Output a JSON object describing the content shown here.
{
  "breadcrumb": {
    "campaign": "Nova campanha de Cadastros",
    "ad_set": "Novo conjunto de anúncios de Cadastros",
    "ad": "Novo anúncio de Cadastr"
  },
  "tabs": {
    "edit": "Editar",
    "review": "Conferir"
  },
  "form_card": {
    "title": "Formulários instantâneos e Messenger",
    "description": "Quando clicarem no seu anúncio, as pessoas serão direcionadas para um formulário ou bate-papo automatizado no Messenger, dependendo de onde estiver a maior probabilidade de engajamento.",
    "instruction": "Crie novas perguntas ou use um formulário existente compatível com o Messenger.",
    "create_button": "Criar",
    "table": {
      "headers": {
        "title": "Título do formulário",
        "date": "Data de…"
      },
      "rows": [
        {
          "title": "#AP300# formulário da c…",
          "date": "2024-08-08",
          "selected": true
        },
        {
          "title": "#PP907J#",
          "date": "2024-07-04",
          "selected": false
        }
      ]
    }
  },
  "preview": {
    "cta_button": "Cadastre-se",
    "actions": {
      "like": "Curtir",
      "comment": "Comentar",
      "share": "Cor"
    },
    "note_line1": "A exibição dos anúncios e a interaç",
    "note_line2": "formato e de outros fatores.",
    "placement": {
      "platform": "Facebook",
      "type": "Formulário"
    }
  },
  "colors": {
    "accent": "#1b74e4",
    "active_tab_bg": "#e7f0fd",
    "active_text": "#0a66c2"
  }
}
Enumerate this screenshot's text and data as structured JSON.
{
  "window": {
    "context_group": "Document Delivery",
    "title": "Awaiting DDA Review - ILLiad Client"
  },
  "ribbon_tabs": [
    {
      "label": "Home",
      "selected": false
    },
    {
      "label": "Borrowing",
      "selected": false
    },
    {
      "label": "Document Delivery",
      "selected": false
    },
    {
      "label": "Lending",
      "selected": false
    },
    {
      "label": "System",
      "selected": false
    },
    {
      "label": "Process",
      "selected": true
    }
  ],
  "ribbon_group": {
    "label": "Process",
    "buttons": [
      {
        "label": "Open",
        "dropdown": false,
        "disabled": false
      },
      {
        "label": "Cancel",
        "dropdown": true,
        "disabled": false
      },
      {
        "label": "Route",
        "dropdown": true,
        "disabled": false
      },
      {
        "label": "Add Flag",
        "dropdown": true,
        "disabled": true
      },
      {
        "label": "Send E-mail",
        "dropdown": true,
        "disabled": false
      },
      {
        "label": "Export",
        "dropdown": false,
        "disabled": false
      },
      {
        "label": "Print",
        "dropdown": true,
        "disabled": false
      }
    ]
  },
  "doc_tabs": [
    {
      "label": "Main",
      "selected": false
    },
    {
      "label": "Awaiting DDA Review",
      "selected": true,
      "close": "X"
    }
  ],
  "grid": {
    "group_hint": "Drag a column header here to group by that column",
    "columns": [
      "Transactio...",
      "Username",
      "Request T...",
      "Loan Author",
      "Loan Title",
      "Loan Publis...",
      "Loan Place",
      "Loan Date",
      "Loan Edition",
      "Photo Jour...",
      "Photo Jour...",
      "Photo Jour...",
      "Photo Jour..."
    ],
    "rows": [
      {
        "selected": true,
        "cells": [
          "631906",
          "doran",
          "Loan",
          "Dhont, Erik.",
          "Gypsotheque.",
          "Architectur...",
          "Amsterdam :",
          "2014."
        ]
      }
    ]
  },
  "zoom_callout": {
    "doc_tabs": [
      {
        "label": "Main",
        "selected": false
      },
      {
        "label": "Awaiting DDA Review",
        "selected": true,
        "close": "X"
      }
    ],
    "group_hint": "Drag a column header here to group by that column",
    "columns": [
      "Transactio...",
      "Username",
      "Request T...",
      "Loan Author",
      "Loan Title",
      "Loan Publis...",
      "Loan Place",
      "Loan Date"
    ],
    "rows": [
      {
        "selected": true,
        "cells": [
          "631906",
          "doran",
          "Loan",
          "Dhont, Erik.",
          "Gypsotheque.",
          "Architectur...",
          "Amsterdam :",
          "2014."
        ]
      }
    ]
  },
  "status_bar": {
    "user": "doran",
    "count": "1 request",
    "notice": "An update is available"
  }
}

**Task goal**
In the entries above, find every line with the word "Messenger" and list it.

**Task solution**
    "title": "Formulários instantâneos e Messenger",
    "description": "Quando clicarem no seu anúncio, as pessoas serão direcionadas para um formulário ou bate-papo automatizado no Messenger, dependendo de onde estiver a maior probabilidade de engajamento.",
    "instruction": "Crie novas perguntas ou use um formulário existente compatível com o Messenger.",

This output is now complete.